Reproduce the listing with every occurrence of "product-image" replaced by "product-photo". Keep all other text unchanged.

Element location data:

⁂

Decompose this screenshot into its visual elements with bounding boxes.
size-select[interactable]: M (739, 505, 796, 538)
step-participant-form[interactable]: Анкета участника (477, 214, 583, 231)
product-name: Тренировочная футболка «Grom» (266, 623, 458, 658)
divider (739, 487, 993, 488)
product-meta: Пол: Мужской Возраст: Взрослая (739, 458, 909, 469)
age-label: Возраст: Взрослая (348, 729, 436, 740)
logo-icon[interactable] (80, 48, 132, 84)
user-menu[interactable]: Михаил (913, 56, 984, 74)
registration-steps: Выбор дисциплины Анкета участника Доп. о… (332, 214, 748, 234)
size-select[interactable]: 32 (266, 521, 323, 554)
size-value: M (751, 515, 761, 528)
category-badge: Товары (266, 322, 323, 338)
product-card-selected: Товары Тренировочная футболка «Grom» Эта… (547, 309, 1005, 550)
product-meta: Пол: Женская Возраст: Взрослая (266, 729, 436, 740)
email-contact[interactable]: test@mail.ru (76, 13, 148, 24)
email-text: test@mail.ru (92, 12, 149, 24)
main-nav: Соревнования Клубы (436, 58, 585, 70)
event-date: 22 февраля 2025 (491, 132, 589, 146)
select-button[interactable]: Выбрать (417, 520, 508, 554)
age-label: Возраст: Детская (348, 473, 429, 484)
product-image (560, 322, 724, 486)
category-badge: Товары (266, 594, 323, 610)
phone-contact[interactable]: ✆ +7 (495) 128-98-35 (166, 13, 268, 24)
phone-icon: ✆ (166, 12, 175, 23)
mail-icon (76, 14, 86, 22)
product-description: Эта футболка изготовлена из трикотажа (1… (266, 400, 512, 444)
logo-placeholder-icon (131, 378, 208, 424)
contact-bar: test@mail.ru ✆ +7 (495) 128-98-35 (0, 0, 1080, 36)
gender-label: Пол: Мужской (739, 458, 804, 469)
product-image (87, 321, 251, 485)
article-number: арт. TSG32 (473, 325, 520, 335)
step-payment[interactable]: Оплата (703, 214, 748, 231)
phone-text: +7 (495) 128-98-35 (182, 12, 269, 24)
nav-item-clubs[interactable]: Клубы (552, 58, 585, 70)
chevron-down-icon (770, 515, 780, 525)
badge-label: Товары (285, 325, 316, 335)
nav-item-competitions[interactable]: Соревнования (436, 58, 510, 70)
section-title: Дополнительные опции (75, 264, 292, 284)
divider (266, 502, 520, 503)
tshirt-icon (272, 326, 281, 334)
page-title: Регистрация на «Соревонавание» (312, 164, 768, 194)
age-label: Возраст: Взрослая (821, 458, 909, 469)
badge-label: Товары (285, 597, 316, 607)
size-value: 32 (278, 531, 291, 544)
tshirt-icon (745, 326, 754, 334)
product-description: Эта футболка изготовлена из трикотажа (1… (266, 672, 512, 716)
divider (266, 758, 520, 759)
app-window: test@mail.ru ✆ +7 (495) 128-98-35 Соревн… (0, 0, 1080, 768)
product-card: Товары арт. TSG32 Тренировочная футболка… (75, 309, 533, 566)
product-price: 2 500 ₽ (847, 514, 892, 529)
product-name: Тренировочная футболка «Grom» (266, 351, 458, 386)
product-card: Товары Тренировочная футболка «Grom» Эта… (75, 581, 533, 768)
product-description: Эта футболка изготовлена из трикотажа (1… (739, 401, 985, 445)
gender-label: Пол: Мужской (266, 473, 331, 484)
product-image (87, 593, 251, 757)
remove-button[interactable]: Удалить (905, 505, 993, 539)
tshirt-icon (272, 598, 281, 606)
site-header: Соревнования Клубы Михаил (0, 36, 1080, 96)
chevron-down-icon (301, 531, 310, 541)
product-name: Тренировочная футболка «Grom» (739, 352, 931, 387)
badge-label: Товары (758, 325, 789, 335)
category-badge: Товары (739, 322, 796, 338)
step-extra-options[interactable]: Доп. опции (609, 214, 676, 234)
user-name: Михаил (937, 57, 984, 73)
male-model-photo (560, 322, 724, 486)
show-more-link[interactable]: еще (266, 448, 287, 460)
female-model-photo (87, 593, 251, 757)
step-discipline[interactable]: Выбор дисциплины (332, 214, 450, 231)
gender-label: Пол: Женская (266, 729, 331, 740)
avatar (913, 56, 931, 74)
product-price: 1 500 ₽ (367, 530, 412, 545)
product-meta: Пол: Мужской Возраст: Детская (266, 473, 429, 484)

⁂

> [COMPLETE ANSWER]
Decompose this screenshot into its visual elements with bounding boxes.
size-select[interactable]: M (739, 505, 796, 538)
step-participant-form[interactable]: Анкета участника (477, 214, 583, 231)
product-name: Тренировочная футболка «Grom» (266, 623, 458, 658)
divider (739, 487, 993, 488)
product-meta: Пол: Мужской Возраст: Взрослая (739, 458, 909, 469)
age-label: Возраст: Взрослая (348, 729, 436, 740)
logo-icon[interactable] (80, 48, 132, 84)
user-menu[interactable]: Михаил (913, 56, 984, 74)
registration-steps: Выбор дисциплины Анкета участника Доп. о… (332, 214, 748, 234)
size-select[interactable]: 32 (266, 521, 323, 554)
size-value: M (751, 515, 761, 528)
category-badge: Товары (266, 322, 323, 338)
product-card-selected: Товары Тренировочная футболка «Grom» Эта… (547, 309, 1005, 550)
product-meta: Пол: Женская Возраст: Взрослая (266, 729, 436, 740)
email-contact[interactable]: test@mail.ru (76, 13, 148, 24)
email-text: test@mail.ru (92, 12, 149, 24)
main-nav: Соревнования Клубы (436, 58, 585, 70)
event-date: 22 февраля 2025 (491, 132, 589, 146)
select-button[interactable]: Выбрать (417, 520, 508, 554)
age-label: Возраст: Детская (348, 473, 429, 484)
product-photo (560, 322, 724, 486)
category-badge: Товары (266, 594, 323, 610)
phone-contact[interactable]: ✆ +7 (495) 128-98-35 (166, 13, 268, 24)
phone-icon: ✆ (166, 12, 175, 23)
mail-icon (76, 14, 86, 22)
product-description: Эта футболка изготовлена из трикотажа (1… (266, 400, 512, 444)
logo-placeholder-icon (131, 378, 208, 424)
contact-bar: test@mail.ru ✆ +7 (495) 128-98-35 (0, 0, 1080, 36)
gender-label: Пол: Мужской (739, 458, 804, 469)
product-photo (87, 321, 251, 485)
article-number: арт. TSG32 (473, 325, 520, 335)
step-payment[interactable]: Оплата (703, 214, 748, 231)
phone-text: +7 (495) 128-98-35 (182, 12, 269, 24)
nav-item-clubs[interactable]: Клубы (552, 58, 585, 70)
chevron-down-icon (770, 515, 780, 525)
badge-label: Товары (285, 325, 316, 335)
nav-item-competitions[interactable]: Соревнования (436, 58, 510, 70)
section-title: Дополнительные опции (75, 264, 292, 284)
divider (266, 502, 520, 503)
tshirt-icon (272, 326, 281, 334)
page-title: Регистрация на «Соревонавание» (312, 164, 768, 194)
age-label: Возраст: Взрослая (821, 458, 909, 469)
badge-label: Товары (285, 597, 316, 607)
size-value: 32 (278, 531, 291, 544)
tshirt-icon (745, 326, 754, 334)
product-description: Эта футболка изготовлена из трикотажа (1… (266, 672, 512, 716)
divider (266, 758, 520, 759)
app-window: test@mail.ru ✆ +7 (495) 128-98-35 Соревн… (0, 0, 1080, 768)
product-card: Товары арт. TSG32 Тренировочная футболка… (75, 309, 533, 566)
product-price: 2 500 ₽ (847, 514, 892, 529)
product-name: Тренировочная футболка «Grom» (266, 351, 458, 386)
product-card: Товары Тренировочная футболка «Grom» Эта… (75, 581, 533, 768)
product-description: Эта футболка изготовлена из трикотажа (1… (739, 401, 985, 445)
gender-label: Пол: Мужской (266, 473, 331, 484)
product-photo (87, 593, 251, 757)
remove-button[interactable]: Удалить (905, 505, 993, 539)
tshirt-icon (272, 598, 281, 606)
site-header: Соревнования Клубы Михаил (0, 36, 1080, 96)
chevron-down-icon (301, 531, 310, 541)
product-name: Тренировочная футболка «Grom» (739, 352, 931, 387)
badge-label: Товары (758, 325, 789, 335)
category-badge: Товары (739, 322, 796, 338)
step-extra-options[interactable]: Доп. опции (609, 214, 676, 234)
user-name: Михаил (937, 57, 984, 73)
male-model-photo (560, 322, 724, 486)
show-more-link[interactable]: еще (266, 448, 287, 460)
female-model-photo (87, 593, 251, 757)
step-discipline[interactable]: Выбор дисциплины (332, 214, 450, 231)
gender-label: Пол: Женская (266, 729, 331, 740)
avatar (913, 56, 931, 74)
product-price: 1 500 ₽ (367, 530, 412, 545)
product-meta: Пол: Мужской Возраст: Детская (266, 473, 429, 484)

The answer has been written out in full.